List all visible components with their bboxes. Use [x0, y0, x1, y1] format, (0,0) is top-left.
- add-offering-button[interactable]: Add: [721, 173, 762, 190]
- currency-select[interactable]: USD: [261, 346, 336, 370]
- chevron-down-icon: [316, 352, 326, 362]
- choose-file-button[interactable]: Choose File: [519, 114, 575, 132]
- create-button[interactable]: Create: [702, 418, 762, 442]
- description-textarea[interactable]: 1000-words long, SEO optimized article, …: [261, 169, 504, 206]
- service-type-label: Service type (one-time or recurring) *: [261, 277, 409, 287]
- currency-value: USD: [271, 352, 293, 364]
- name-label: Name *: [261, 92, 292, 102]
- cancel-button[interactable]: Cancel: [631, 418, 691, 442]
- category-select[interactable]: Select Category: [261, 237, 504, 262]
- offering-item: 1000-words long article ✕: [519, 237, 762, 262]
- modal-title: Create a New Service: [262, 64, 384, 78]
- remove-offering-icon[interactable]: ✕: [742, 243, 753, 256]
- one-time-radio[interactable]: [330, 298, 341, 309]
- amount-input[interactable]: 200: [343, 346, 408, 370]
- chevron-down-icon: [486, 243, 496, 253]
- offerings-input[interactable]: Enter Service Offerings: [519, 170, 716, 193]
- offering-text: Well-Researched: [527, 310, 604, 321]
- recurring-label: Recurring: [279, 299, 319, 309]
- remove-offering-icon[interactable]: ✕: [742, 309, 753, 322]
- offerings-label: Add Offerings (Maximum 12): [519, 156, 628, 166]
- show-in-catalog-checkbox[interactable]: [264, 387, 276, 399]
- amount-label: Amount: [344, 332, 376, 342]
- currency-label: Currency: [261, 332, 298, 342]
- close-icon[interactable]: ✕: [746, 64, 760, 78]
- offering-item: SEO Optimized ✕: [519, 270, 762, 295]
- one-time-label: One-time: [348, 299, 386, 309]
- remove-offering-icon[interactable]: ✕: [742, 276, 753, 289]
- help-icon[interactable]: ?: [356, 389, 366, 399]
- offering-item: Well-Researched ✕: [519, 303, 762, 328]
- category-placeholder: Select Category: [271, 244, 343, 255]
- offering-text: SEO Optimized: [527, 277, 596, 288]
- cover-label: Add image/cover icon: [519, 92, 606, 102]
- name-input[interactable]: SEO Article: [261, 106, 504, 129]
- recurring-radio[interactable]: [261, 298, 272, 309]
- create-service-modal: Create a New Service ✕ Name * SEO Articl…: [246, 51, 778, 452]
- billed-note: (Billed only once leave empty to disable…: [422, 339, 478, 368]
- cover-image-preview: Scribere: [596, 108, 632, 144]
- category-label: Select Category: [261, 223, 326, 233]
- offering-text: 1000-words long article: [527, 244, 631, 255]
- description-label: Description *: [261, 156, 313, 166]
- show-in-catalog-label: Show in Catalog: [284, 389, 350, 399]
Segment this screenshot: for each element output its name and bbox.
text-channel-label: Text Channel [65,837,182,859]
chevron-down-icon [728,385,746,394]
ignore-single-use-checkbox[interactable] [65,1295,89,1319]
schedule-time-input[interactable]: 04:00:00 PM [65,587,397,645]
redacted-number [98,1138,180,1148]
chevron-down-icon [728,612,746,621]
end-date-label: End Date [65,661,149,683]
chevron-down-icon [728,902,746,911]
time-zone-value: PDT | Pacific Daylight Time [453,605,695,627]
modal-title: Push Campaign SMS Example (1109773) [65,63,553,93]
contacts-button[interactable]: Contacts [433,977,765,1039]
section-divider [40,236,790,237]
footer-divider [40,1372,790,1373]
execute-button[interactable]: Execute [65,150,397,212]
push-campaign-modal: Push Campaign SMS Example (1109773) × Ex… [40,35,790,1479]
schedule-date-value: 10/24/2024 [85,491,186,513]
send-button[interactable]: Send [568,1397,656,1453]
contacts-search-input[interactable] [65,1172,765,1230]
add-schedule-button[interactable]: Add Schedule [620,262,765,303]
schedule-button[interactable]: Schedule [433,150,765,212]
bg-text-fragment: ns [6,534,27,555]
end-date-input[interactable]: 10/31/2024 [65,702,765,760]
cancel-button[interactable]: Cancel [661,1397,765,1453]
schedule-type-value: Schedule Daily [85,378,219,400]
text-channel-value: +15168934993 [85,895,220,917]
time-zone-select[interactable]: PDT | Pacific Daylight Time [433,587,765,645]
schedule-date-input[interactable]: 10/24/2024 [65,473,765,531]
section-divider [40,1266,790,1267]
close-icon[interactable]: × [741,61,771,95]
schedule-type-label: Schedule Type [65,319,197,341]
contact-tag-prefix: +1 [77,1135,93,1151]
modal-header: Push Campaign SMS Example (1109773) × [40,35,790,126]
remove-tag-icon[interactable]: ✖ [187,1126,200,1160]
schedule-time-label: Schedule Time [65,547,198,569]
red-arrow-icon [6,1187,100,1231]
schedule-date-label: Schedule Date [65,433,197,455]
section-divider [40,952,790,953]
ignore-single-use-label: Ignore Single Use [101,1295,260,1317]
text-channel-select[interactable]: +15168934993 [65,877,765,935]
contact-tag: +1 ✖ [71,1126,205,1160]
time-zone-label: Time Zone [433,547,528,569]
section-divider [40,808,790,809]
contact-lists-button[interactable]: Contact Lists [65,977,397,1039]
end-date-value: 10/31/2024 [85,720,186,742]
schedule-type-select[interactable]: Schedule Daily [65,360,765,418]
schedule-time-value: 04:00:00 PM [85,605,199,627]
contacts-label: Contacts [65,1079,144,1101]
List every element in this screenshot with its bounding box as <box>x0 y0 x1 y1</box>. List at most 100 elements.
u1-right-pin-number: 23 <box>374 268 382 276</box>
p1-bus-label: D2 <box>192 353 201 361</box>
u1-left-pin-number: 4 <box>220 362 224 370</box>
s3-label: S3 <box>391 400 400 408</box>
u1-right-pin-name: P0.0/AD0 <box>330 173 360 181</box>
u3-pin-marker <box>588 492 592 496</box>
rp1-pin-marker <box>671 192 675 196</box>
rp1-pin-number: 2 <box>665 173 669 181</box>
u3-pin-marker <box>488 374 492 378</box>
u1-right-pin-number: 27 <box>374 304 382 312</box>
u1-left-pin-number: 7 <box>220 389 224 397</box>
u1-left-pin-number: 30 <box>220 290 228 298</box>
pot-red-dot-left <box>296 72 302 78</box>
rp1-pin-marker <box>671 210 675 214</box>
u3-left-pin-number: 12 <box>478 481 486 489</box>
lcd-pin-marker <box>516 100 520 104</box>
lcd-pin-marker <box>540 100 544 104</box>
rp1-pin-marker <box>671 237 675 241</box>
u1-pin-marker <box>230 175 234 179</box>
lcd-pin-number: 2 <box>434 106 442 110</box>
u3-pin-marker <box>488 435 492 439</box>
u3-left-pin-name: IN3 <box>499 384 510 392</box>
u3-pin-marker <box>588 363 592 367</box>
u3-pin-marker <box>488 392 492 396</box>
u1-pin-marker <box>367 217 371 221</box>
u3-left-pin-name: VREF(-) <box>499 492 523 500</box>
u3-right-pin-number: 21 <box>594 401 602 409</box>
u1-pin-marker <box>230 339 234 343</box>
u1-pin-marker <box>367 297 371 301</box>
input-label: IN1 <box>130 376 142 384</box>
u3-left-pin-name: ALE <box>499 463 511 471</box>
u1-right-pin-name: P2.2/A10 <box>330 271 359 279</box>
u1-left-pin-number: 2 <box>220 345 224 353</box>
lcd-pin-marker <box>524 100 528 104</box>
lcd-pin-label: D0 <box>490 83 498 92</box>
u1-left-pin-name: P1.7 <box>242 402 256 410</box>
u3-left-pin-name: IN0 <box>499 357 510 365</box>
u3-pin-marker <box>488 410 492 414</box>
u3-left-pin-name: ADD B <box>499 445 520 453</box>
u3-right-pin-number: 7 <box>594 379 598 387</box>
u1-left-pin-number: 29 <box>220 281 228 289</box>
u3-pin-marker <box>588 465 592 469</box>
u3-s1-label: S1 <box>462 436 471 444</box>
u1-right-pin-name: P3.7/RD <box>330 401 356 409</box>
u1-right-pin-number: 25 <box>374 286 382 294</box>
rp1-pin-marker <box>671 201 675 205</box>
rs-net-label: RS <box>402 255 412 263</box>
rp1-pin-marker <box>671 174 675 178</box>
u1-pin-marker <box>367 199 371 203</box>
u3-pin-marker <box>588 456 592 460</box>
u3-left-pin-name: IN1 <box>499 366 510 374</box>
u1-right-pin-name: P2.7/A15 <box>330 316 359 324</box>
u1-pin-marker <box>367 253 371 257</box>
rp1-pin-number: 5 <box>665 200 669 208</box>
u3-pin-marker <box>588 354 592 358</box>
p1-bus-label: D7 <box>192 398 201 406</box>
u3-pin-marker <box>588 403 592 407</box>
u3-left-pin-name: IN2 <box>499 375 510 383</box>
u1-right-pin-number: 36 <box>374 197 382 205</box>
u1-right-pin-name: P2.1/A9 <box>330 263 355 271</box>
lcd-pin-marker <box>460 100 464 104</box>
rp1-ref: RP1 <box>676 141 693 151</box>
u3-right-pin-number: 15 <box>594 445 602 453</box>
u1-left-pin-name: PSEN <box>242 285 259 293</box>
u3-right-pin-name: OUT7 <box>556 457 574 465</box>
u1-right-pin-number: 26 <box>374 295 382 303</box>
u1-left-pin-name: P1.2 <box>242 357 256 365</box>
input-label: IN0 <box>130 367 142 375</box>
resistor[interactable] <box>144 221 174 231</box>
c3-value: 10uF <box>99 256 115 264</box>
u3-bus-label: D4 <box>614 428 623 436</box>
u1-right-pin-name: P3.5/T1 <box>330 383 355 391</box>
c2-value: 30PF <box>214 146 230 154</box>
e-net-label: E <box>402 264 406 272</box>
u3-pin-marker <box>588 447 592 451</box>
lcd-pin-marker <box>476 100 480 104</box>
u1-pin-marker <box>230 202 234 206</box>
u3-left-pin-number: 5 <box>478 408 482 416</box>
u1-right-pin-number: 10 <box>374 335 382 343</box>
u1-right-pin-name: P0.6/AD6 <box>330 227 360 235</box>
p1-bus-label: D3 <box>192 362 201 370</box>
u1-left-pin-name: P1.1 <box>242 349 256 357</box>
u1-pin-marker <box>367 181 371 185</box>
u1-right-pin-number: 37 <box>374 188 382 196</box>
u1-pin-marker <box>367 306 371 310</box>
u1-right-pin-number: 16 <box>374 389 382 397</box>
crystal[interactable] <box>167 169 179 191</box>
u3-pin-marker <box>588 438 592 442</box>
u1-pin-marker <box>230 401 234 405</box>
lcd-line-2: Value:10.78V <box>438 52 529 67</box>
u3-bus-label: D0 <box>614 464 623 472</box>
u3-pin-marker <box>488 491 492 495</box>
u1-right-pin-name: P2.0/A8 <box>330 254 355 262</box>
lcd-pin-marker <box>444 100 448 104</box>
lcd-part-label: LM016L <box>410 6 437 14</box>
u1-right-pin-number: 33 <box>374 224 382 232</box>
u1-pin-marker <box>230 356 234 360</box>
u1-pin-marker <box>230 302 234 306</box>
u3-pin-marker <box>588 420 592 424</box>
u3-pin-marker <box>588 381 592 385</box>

◇ ◇ ◇

--- What to work on ---
Write out the items above, starting at their first line and continuing through the line containing "- description-textarea[interactable]: 1000-words", reproducing each line character for character.

--- Result below ---
List all visible components with their bboxes. Use [x0, y0, x1, y1] format, (0,0) is top-left.
- add-offering-button[interactable]: Add: [721, 173, 762, 190]
- currency-select[interactable]: USD: [261, 346, 336, 370]
- chevron-down-icon: [316, 352, 326, 362]
- choose-file-button[interactable]: Choose File: [519, 114, 575, 132]
- create-button[interactable]: Create: [702, 418, 762, 442]
- description-textarea[interactable]: 1000-words long, SEO optimized article, …: [261, 169, 504, 206]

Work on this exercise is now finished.